- **Set problem**
Present every line of the records below as a single numbered list, leaving out any blank lines.
··· Exercise inputs
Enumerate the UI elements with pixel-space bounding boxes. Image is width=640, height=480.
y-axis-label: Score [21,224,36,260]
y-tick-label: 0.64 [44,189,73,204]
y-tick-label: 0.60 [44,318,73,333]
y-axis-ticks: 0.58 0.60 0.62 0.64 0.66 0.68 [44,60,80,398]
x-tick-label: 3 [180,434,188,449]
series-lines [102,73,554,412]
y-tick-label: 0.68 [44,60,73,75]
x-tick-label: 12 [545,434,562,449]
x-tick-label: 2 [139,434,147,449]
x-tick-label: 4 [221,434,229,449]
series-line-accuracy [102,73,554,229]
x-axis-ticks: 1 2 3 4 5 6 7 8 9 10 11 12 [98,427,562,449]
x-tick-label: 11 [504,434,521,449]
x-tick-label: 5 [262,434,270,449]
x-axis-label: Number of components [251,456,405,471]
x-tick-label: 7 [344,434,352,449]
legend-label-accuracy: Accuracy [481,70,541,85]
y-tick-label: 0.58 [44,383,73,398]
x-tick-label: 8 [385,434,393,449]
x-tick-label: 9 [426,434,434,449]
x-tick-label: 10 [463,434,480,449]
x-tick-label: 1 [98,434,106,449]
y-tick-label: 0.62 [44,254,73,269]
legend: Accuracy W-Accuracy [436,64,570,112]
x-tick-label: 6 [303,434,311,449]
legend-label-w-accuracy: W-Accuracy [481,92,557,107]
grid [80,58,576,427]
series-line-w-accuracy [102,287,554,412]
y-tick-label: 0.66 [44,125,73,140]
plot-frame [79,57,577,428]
······
- **Worked answer**
1. Enumerate the UI elements with pixel-space bounding boxes. Image is width=640, height=480.
2. y-axis-label: Score [21,224,36,260]
3. y-tick-label: 0.64 [44,189,73,204]
4. y-tick-label: 0.60 [44,318,73,333]
5. y-axis-ticks: 0.58 0.60 0.62 0.64 0.66 0.68 [44,60,80,398]
6. x-tick-label: 3 [180,434,188,449]
7. series-lines [102,73,554,412]
8. y-tick-label: 0.68 [44,60,73,75]
9. x-tick-label: 12 [545,434,562,449]
10. x-tick-label: 2 [139,434,147,449]
11. x-tick-label: 4 [221,434,229,449]
12. series-line-accuracy [102,73,554,229]
13. x-axis-ticks: 1 2 3 4 5 6 7 8 9 10 11 12 [98,427,562,449]
14. x-tick-label: 11 [504,434,521,449]
15. x-tick-label: 5 [262,434,270,449]
16. x-axis-label: Number of components [251,456,405,471]
17. x-tick-label: 7 [344,434,352,449]
18. legend-label-accuracy: Accuracy [481,70,541,85]
19. y-tick-label: 0.58 [44,383,73,398]
20. x-tick-label: 8 [385,434,393,449]
21. x-tick-label: 9 [426,434,434,449]
22. x-tick-label: 10 [463,434,480,449]
23. x-tick-label: 1 [98,434,106,449]
24. y-tick-label: 0.62 [44,254,73,269]
25. legend: Accuracy W-Accuracy [436,64,570,112]
26. x-tick-label: 6 [303,434,311,449]
27. legend-label-w-accuracy: W-Accuracy [481,92,557,107]
28. grid [80,58,576,427]
29. series-line-w-accuracy [102,287,554,412]
30. y-tick-label: 0.66 [44,125,73,140]
31. plot-frame [79,57,577,428]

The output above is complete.